[Data extracted from a collection]
- - -
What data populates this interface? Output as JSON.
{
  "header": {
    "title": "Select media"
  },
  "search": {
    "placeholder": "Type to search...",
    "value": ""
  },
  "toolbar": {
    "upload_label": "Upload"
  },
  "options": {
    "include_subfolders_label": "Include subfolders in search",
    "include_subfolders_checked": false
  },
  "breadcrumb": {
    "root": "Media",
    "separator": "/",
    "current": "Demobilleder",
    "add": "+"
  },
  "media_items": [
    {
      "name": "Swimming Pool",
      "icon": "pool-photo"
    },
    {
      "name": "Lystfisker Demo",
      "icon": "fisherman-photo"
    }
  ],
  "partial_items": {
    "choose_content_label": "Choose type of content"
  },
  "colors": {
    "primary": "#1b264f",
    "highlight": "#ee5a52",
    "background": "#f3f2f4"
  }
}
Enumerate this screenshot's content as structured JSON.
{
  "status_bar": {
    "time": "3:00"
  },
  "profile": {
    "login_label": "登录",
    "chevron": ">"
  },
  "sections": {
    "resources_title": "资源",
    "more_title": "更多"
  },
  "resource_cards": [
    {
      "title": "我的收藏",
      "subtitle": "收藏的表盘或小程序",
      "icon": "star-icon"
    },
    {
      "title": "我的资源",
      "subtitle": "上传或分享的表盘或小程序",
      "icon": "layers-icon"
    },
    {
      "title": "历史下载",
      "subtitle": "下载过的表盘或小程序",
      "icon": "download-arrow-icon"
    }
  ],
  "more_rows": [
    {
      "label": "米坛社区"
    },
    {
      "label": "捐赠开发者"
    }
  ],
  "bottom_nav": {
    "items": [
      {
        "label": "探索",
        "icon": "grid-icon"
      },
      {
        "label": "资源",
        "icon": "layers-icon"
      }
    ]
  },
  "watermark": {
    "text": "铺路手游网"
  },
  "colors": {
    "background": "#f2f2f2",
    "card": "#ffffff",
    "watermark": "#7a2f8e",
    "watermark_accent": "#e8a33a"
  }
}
- - -
Report how many lines of the records above contain the word "search", and give only that number.

3